(Data items)

####################

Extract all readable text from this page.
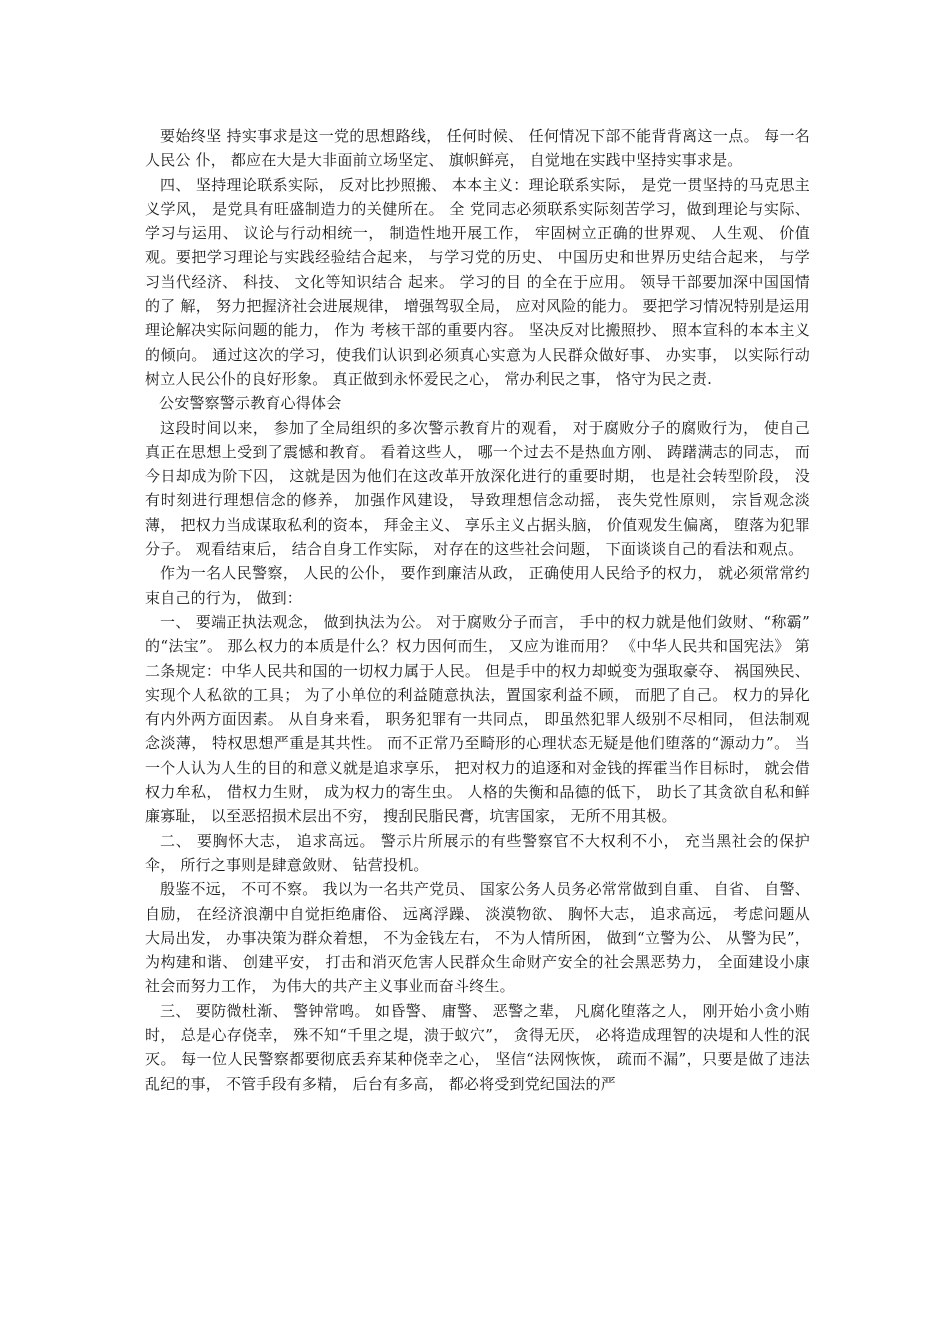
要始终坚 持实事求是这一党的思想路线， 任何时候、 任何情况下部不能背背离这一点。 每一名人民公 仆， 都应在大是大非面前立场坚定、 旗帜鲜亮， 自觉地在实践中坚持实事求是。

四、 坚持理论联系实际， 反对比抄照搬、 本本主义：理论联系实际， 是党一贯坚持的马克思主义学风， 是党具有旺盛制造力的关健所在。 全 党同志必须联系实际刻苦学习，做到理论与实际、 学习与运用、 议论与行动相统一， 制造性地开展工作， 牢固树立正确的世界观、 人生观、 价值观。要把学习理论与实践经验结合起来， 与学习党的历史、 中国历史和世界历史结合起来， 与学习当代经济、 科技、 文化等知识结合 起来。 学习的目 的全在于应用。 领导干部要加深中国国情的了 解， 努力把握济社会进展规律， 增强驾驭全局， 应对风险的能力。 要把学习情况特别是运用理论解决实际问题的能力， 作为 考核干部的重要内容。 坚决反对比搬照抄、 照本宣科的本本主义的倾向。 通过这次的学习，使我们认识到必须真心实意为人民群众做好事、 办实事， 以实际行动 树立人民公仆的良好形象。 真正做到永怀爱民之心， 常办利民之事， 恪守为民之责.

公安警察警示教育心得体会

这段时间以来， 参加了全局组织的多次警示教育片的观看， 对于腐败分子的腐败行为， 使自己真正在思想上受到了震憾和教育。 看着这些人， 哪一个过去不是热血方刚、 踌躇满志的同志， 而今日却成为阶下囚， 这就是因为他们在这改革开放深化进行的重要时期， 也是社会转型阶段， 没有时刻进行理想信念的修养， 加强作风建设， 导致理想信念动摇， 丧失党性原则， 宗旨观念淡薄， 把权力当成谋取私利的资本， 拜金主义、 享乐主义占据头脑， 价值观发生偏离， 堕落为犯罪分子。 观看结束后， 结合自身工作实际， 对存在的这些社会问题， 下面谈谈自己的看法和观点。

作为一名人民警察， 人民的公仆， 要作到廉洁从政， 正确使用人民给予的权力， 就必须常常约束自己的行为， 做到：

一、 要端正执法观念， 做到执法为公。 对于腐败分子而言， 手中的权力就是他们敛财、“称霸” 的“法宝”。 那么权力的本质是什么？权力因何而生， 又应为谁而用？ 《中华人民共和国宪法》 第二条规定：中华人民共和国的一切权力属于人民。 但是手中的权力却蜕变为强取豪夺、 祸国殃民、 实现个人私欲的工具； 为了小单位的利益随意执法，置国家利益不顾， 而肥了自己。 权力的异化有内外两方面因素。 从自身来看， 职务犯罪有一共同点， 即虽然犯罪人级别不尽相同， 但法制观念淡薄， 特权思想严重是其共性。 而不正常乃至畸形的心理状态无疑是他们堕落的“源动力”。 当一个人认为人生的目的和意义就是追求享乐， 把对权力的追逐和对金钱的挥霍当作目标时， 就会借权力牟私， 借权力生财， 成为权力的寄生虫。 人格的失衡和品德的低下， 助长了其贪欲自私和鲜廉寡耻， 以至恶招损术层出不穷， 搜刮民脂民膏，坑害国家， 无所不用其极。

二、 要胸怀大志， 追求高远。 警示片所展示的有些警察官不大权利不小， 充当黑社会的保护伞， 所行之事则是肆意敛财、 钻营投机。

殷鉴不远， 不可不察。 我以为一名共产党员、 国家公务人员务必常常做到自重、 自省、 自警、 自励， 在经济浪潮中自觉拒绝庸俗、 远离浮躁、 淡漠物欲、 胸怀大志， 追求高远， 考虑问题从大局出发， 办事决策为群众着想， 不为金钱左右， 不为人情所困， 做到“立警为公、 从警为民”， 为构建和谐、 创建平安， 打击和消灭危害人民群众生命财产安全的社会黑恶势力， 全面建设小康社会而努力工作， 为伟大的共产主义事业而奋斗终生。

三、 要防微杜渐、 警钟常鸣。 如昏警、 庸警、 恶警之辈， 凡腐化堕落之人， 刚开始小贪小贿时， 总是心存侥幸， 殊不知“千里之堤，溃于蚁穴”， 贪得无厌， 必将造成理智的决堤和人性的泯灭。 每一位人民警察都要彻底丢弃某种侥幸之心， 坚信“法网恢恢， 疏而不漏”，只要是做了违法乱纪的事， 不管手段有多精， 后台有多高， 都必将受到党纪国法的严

####################

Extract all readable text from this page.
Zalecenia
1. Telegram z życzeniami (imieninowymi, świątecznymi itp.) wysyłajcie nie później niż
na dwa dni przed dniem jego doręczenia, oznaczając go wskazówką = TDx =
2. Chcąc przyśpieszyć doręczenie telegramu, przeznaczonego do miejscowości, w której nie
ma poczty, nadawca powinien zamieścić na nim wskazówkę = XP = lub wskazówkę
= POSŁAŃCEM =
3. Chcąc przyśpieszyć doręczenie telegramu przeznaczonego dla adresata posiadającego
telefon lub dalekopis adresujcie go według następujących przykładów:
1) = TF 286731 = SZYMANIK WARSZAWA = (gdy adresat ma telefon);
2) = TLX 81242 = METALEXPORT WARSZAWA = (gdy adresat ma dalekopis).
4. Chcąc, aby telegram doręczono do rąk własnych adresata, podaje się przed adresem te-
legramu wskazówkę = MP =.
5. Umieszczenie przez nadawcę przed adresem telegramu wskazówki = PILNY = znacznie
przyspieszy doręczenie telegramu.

####################

### PROBLEM TO WORK ON
Of the lines above, how many hold the string "telefon"? Answer with only the number.

### TASK RESPONSE
2